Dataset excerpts
══════
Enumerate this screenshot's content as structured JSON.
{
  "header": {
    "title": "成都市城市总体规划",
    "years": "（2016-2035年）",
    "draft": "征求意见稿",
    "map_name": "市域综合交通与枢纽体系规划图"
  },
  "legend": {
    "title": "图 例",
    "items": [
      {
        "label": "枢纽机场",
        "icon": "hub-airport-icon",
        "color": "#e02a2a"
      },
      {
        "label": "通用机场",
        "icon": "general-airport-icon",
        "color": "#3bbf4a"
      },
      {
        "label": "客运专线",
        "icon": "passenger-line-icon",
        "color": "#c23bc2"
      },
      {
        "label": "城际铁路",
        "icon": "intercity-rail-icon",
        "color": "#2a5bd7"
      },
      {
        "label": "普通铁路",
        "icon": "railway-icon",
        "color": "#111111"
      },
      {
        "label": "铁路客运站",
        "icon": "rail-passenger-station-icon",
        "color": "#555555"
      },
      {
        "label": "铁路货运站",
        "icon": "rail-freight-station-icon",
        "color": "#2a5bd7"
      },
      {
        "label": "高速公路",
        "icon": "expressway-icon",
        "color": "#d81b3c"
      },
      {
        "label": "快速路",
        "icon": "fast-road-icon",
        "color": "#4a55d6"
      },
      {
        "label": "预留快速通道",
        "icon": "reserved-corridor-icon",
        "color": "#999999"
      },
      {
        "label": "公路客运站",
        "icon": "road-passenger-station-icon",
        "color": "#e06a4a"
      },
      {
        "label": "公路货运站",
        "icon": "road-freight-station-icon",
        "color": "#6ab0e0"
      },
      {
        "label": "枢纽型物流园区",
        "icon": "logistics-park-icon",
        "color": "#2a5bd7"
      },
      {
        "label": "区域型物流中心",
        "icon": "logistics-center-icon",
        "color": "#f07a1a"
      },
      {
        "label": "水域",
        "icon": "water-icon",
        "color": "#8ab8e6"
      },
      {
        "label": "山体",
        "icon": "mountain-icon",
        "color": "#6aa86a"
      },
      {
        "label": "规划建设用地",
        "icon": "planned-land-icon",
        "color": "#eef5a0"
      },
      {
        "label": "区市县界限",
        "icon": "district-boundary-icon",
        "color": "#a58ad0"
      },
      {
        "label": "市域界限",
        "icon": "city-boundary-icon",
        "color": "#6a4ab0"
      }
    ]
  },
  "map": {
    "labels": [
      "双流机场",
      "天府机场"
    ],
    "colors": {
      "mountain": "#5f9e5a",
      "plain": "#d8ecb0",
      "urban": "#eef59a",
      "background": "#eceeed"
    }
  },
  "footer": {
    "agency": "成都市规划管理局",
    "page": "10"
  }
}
══════
WHAT YOU WILL DO: Each entry above is to be quoted exactly.

ANSWER IN FULL:
Enumerate this screenshot's content as structured JSON.
{
  "header": {
    "title": "成都市城市总体规划",
    "years": "（2016-2035年）",
    "draft": "征求意见稿",
    "map_name": "市域综合交通与枢纽体系规划图"
  },
  "legend": {
    "title": "图 例",
    "items": [
      {
        "label": "枢纽机场",
        "icon": "hub-airport-icon",
        "color": "#e02a2a"
      },
      {
        "label": "通用机场",
        "icon": "general-airport-icon",
        "color": "#3bbf4a"
      },
      {
        "label": "客运专线",
        "icon": "passenger-line-icon",
        "color": "#c23bc2"
      },
      {
        "label": "城际铁路",
        "icon": "intercity-rail-icon",
        "color": "#2a5bd7"
      },
      {
        "label": "普通铁路",
        "icon": "railway-icon",
        "color": "#111111"
      },
      {
        "label": "铁路客运站",
        "icon": "rail-passenger-station-icon",
        "color": "#555555"
      },
      {
        "label": "铁路货运站",
        "icon": "rail-freight-station-icon",
        "color": "#2a5bd7"
      },
      {
        "label": "高速公路",
        "icon": "expressway-icon",
        "color": "#d81b3c"
      },
      {
        "label": "快速路",
        "icon": "fast-road-icon",
        "color": "#4a55d6"
      },
      {
        "label": "预留快速通道",
        "icon": "reserved-corridor-icon",
        "color": "#999999"
      },
      {
        "label": "公路客运站",
        "icon": "road-passenger-station-icon",
        "color": "#e06a4a"
      },
      {
        "label": "公路货运站",
        "icon": "road-freight-station-icon",
        "color": "#6ab0e0"
      },
      {
        "label": "枢纽型物流园区",
        "icon": "logistics-park-icon",
        "color": "#2a5bd7"
      },
      {
        "label": "区域型物流中心",
        "icon": "logistics-center-icon",
        "color": "#f07a1a"
      },
      {
        "label": "水域",
        "icon": "water-icon",
        "color": "#8ab8e6"
      },
      {
        "label": "山体",
        "icon": "mountain-icon",
        "color": "#6aa86a"
      },
      {
        "label": "规划建设用地",
        "icon": "planned-land-icon",
        "color": "#eef5a0"
      },
      {
        "label": "区市县界限",
        "icon": "district-boundary-icon",
        "color": "#a58ad0"
      },
      {
        "label": "市域界限",
        "icon": "city-boundary-icon",
        "color": "#6a4ab0"
      }
    ]
  },
  "map": {
    "labels": [
      "双流机场",
      "天府机场"
    ],
    "colors": {
      "mountain": "#5f9e5a",
      "plain": "#d8ecb0",
      "urban": "#eef59a",
      "background": "#eceeed"
    }
  },
  "footer": {
    "agency": "成都市规划管理局",
    "page": "10"
  }
}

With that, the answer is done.